* BEGIN Text provided *

The methods many data scientists currently use to coordinate these kinds of operations are often ad hoc and rely on making full, redundant copies of an entire dataset in their individual workspaces. This not only wastes storage, but also woefully restricts collaborations: users cannot easily share patches or modifications to datasets, users cannot easily track which versions of a dataset were used for certain experiments, and there is no easy way to determine who is using particular versions of a dataset. In short, there is at present poor support for a collaborative lifecycle management tool for data scientists in industry or academia.
To remedy this problem, a team of ISTC researchers has introduced DataHub, a hosted, collaborative and on-line analytics platform that allows users to easily upload, modify, query, and share datasets. The DataHub project is exploring a wide range of challenges including data cleaning, visualizations, data integration, and data ingestion. In developing DataHub, the researchers encountered a need to manage versioned data. We explored using traditional version control systems (VCS) such as git, but found that they have performance constraints for both very large files and a large number of files─two common scenarios in building a hosted data management platform.

* END Text provided *

### Task list
1. In the passage on DataHub, which two scenarios cause performance constraints for traditional version control systems such as git?
2. Write the next part of the passage on DataHub and versioned data, starting after its final sentence.

* BEGIN Data rows *

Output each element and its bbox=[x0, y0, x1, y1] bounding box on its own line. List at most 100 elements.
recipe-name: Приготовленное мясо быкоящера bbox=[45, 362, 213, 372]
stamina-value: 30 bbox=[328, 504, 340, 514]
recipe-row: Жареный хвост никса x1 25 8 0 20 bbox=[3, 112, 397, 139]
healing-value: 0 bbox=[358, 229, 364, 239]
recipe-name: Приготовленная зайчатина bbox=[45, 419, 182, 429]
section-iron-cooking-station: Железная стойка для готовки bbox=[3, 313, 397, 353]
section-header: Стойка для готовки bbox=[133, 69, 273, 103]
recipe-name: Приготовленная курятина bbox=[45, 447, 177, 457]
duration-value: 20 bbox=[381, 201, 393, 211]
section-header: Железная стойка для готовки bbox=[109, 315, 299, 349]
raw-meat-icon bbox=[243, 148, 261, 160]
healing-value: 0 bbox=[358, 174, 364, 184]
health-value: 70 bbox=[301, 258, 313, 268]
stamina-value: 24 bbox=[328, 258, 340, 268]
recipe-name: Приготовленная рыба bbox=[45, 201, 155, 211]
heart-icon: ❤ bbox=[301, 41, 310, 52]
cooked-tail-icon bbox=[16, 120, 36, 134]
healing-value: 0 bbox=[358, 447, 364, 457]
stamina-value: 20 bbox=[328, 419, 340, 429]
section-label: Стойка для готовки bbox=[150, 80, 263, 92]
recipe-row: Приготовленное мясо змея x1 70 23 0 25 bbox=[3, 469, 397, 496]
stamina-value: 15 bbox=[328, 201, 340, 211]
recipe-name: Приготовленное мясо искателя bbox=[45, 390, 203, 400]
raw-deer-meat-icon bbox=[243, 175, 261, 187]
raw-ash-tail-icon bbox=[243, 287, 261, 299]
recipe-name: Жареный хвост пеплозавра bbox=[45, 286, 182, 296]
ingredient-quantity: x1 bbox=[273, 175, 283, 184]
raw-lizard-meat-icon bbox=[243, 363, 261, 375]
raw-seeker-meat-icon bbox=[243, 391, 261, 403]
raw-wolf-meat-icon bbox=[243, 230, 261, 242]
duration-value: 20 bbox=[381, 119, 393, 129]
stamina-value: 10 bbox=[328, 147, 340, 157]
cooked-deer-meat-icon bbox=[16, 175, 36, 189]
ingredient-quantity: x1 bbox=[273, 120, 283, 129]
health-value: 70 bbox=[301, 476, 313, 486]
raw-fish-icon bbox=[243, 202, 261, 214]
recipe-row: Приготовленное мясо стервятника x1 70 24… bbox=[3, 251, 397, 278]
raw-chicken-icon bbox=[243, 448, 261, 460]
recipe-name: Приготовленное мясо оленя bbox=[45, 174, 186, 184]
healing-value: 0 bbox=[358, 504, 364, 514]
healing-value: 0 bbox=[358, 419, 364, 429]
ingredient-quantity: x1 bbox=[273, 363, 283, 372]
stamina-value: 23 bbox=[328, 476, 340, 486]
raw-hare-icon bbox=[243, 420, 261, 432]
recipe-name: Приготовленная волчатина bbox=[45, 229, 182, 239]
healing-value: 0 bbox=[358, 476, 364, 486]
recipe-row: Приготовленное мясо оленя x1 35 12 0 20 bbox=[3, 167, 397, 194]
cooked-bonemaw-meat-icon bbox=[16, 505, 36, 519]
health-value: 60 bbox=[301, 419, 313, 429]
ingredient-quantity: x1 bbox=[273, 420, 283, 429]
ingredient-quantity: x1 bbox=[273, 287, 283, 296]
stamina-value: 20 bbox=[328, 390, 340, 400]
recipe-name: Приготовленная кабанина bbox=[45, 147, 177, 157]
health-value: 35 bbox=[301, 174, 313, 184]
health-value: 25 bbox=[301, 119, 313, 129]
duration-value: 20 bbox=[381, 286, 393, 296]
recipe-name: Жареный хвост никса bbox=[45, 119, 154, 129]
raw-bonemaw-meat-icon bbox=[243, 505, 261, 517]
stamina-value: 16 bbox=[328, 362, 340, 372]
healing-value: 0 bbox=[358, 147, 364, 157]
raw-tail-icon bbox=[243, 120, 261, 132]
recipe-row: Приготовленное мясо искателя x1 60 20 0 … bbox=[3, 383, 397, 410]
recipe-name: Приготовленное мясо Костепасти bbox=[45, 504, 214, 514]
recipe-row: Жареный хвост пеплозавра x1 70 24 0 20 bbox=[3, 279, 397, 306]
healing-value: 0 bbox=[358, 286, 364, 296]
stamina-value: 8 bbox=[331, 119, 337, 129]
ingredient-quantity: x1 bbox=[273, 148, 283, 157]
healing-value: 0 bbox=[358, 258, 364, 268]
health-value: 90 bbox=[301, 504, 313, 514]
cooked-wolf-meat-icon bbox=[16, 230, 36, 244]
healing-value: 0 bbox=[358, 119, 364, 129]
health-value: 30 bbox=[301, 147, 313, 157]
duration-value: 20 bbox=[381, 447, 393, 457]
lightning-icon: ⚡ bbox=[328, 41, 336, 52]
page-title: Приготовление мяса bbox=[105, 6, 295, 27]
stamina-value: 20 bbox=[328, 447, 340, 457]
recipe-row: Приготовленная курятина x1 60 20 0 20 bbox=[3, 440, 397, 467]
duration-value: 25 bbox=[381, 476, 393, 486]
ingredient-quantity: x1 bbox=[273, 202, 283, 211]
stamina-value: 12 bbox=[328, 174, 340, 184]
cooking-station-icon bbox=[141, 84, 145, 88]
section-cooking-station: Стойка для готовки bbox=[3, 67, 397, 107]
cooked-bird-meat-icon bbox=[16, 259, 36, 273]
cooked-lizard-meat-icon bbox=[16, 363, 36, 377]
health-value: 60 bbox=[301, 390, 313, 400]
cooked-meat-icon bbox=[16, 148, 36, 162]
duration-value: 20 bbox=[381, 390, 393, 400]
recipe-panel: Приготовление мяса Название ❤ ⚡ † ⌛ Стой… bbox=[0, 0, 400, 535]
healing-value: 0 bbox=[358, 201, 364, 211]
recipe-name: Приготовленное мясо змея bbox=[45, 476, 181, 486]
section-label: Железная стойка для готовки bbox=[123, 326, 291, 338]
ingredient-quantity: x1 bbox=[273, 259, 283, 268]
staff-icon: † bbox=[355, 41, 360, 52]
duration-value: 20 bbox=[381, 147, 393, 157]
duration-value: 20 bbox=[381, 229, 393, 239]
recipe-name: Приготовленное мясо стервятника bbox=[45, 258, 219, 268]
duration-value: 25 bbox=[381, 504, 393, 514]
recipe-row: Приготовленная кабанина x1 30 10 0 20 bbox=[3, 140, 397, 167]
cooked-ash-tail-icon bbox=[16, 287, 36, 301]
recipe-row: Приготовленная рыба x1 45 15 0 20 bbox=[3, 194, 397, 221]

* END Data rows *

### Answers for this exercise
1. Very large files and a large number of files.

2.
Therefore, at the core of DataHub we are building a dataset branching system, Decibel. Decibel is a relational storage engine designed to manage large collections of versioned datasets. Conceptually, Decibel merges a traditional relational storage engine and query processor with the version control models from software version control systems like Git or Mercurial. In particular, Decibel allows users to create logical working copies of a dataset (i.e., a branch) based on a present or prior snapshot of the dataset state (i.e., a commit). Similar to software version control systems, Decibel allows users to merge datasets of different lineages (e.g.. create a commit or branch with multiple parents). Crucially, Decibel also exposes an API to query and modify data from either a single branch or across multiple branches.
Decibel, a dataset branching system, is a relational storage engine designed to manage large collections of versioned datasets. Conceptually, Decibel merges a traditional relational storage engine and query processor with the version control models from software version control systems like Git or Mercurial.
Decibel is designed to support a general-purpose versioning and provenance query language called VQuel. As a declarative query language, VQuel extends its traditional equivalents (e.g., Quel, SQL) by allowing users to specify some version or versions of database tables in their operations. For instance, considering the queries in the table below, users may perform a join or “diff” (difference) operation across two or more versions of a dataset.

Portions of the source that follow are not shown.